Reproduce the following lines verbatim, keeping every character as it stands.

================================

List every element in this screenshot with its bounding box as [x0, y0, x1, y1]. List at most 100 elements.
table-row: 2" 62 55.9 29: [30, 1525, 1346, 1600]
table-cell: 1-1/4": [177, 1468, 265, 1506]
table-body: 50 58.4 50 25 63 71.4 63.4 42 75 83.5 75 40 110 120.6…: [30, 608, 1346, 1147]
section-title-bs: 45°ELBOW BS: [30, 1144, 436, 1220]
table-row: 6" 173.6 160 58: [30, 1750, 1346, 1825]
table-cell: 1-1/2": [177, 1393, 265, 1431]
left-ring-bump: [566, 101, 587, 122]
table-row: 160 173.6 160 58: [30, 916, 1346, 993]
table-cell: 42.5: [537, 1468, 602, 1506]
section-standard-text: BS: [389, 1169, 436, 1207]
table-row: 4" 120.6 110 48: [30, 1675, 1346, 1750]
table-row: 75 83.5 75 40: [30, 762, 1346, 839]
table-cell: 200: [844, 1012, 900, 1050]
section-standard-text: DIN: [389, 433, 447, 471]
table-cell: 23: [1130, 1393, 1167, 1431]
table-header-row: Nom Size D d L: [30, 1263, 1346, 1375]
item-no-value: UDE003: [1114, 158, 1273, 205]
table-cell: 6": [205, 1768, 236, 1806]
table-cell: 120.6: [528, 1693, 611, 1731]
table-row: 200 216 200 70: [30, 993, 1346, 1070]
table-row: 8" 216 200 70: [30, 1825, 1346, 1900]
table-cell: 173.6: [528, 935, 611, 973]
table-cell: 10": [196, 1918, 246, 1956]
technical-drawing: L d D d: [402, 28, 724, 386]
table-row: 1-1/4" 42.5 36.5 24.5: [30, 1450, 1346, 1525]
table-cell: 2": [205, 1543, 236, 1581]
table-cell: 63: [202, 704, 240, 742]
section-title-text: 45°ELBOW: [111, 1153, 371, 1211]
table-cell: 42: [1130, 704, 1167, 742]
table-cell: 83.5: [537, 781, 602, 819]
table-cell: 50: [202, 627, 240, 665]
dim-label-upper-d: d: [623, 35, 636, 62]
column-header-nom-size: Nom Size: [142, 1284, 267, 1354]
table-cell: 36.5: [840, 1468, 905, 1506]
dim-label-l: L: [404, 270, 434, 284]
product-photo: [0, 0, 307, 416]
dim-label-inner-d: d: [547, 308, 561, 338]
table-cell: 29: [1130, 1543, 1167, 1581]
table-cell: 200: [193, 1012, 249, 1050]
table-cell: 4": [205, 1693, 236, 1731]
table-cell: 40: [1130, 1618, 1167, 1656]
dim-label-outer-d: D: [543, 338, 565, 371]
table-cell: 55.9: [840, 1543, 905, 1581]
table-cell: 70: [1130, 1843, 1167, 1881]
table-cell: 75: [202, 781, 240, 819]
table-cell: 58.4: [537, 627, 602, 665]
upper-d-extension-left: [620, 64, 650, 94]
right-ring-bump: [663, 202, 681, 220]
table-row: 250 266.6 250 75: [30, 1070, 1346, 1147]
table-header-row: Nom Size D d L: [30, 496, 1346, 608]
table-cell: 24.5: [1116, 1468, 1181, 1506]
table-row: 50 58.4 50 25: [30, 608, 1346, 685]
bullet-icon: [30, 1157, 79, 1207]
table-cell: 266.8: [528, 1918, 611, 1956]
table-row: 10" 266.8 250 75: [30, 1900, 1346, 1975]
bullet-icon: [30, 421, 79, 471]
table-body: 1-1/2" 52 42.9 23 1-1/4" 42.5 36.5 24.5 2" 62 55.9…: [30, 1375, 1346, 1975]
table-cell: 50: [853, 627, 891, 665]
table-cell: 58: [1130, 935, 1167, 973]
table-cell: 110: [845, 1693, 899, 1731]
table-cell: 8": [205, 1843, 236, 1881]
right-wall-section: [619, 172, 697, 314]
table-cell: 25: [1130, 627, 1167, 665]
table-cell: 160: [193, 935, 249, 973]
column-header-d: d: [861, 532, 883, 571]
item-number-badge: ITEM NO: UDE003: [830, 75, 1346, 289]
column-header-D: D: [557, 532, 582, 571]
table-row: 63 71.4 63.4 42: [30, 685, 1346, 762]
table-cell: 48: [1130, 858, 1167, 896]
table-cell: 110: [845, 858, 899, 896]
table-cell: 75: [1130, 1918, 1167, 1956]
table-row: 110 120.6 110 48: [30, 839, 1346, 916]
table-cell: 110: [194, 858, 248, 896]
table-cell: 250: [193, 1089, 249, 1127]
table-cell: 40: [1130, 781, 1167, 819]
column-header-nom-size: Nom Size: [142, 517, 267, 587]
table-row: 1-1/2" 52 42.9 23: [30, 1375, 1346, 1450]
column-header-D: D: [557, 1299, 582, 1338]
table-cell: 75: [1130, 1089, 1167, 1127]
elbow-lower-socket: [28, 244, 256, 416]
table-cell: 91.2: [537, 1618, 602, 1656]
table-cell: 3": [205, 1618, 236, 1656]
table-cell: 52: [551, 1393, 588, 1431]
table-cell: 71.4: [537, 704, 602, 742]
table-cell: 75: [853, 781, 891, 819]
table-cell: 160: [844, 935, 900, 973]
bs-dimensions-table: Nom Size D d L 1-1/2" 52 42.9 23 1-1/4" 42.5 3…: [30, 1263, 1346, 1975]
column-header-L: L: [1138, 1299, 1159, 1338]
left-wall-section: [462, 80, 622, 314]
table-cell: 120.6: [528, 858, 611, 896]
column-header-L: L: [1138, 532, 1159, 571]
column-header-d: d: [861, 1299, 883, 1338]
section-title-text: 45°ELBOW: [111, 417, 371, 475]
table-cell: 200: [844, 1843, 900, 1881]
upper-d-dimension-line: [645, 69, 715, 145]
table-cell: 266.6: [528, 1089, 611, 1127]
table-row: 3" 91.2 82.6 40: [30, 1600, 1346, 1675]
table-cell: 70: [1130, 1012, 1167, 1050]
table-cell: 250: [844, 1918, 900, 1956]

================================

### Task response
List every element in this screenshot with its bounding box as [x0, y0, x1, y1]. List at most 100 elements.
table-row: 2" 62 55.9 29: [30, 1525, 1346, 1600]
table-cell: 1-1/4": [177, 1468, 265, 1506]
table-body: 50 58.4 50 25 63 71.4 63.4 42 75 83.5 75 40 110 120.6…: [30, 608, 1346, 1147]
section-title-bs: 45°ELBOW BS: [30, 1144, 436, 1220]
table-row: 6" 173.6 160 58: [30, 1750, 1346, 1825]
table-cell: 1-1/2": [177, 1393, 265, 1431]
left-ring-bump: [566, 101, 587, 122]
table-row: 160 173.6 160 58: [30, 916, 1346, 993]
table-cell: 42.5: [537, 1468, 602, 1506]
section-standard-text: BS: [389, 1169, 436, 1207]
table-row: 4" 120.6 110 48: [30, 1675, 1346, 1750]
table-row: 75 83.5 75 40: [30, 762, 1346, 839]
table-cell: 200: [844, 1012, 900, 1050]
section-standard-text: DIN: [389, 433, 447, 471]
table-cell: 23: [1130, 1393, 1167, 1431]
table-header-row: Nom Size D d L: [30, 1263, 1346, 1375]
item-no-value: UDE003: [1114, 158, 1273, 205]
table-cell: 6": [205, 1768, 236, 1806]
table-cell: 120.6: [528, 1693, 611, 1731]
table-row: 200 216 200 70: [30, 993, 1346, 1070]
table-row: 8" 216 200 70: [30, 1825, 1346, 1900]
table-cell: 173.6: [528, 935, 611, 973]
table-cell: 10": [196, 1918, 246, 1956]
technical-drawing: L d D d: [402, 28, 724, 386]
table-row: 1-1/4" 42.5 36.5 24.5: [30, 1450, 1346, 1525]
table-cell: 2": [205, 1543, 236, 1581]
table-cell: 63: [202, 704, 240, 742]
section-title-text: 45°ELBOW: [111, 1153, 371, 1211]
table-cell: 42: [1130, 704, 1167, 742]
table-cell: 83.5: [537, 781, 602, 819]
table-cell: 50: [202, 627, 240, 665]
dim-label-upper-d: d: [623, 35, 636, 62]
column-header-nom-size: Nom Size: [142, 1284, 267, 1354]
table-cell: 36.5: [840, 1468, 905, 1506]
dim-label-l: L: [404, 270, 434, 284]
product-photo: [0, 0, 307, 416]
dim-label-inner-d: d: [547, 308, 561, 338]
table-cell: 29: [1130, 1543, 1167, 1581]
table-cell: 200: [193, 1012, 249, 1050]
table-cell: 4": [205, 1693, 236, 1731]
table-cell: 40: [1130, 1618, 1167, 1656]
dim-label-outer-d: D: [543, 338, 565, 371]
table-cell: 55.9: [840, 1543, 905, 1581]
table-cell: 70: [1130, 1843, 1167, 1881]
table-cell: 75: [202, 781, 240, 819]
table-cell: 58.4: [537, 627, 602, 665]
upper-d-extension-left: [620, 64, 650, 94]
right-ring-bump: [663, 202, 681, 220]
table-row: 250 266.6 250 75: [30, 1070, 1346, 1147]
table-header-row: Nom Size D d L: [30, 496, 1346, 608]
table-cell: 24.5: [1116, 1468, 1181, 1506]
table-row: 50 58.4 50 25: [30, 608, 1346, 685]
bullet-icon: [30, 1157, 79, 1207]
table-cell: 266.8: [528, 1918, 611, 1956]
table-row: 10" 266.8 250 75: [30, 1900, 1346, 1975]
bullet-icon: [30, 421, 79, 471]
table-body: 1-1/2" 52 42.9 23 1-1/4" 42.5 36.5 24.5 2" 62 55.9…: [30, 1375, 1346, 1975]
table-cell: 50: [853, 627, 891, 665]
table-cell: 58: [1130, 935, 1167, 973]
table-cell: 110: [845, 1693, 899, 1731]
table-cell: 8": [205, 1843, 236, 1881]
right-wall-section: [619, 172, 697, 314]
table-cell: 25: [1130, 627, 1167, 665]
table-cell: 160: [193, 935, 249, 973]
column-header-d: d: [861, 532, 883, 571]
item-number-badge: ITEM NO: UDE003: [830, 75, 1346, 289]
column-header-D: D: [557, 532, 582, 571]
table-row: 63 71.4 63.4 42: [30, 685, 1346, 762]
table-cell: 48: [1130, 858, 1167, 896]
table-cell: 110: [845, 858, 899, 896]
table-cell: 75: [1130, 1918, 1167, 1956]
table-row: 110 120.6 110 48: [30, 839, 1346, 916]
table-cell: 110: [194, 858, 248, 896]
table-cell: 250: [193, 1089, 249, 1127]
table-cell: 40: [1130, 781, 1167, 819]
column-header-nom-size: Nom Size: [142, 517, 267, 587]
table-row: 1-1/2" 52 42.9 23: [30, 1375, 1346, 1450]
column-header-D: D: [557, 1299, 582, 1338]
table-cell: 75: [1130, 1089, 1167, 1127]
elbow-lower-socket: [28, 244, 256, 416]
table-cell: 91.2: [537, 1618, 602, 1656]
table-cell: 3": [205, 1618, 236, 1656]
table-cell: 52: [551, 1393, 588, 1431]
table-cell: 71.4: [537, 704, 602, 742]
table-cell: 75: [853, 781, 891, 819]
table-cell: 160: [844, 935, 900, 973]
bs-dimensions-table: Nom Size D d L 1-1/2" 52 42.9 23 1-1/4" 42.5 3…: [30, 1263, 1346, 1975]
column-header-L: L: [1138, 1299, 1159, 1338]
left-wall-section: [462, 80, 622, 314]
table-cell: 120.6: [528, 858, 611, 896]
column-header-L: L: [1138, 532, 1159, 571]
column-header-d: d: [861, 1299, 883, 1338]
section-title-text: 45°ELBOW: [111, 417, 371, 475]
table-cell: 200: [844, 1843, 900, 1881]
upper-d-dimension-line: [645, 69, 715, 145]
table-cell: 266.6: [528, 1089, 611, 1127]
table-row: 3" 91.2 82.6 40: [30, 1600, 1346, 1675]
table-cell: 70: [1130, 1012, 1167, 1050]
table-cell: 250: [844, 1918, 900, 1956]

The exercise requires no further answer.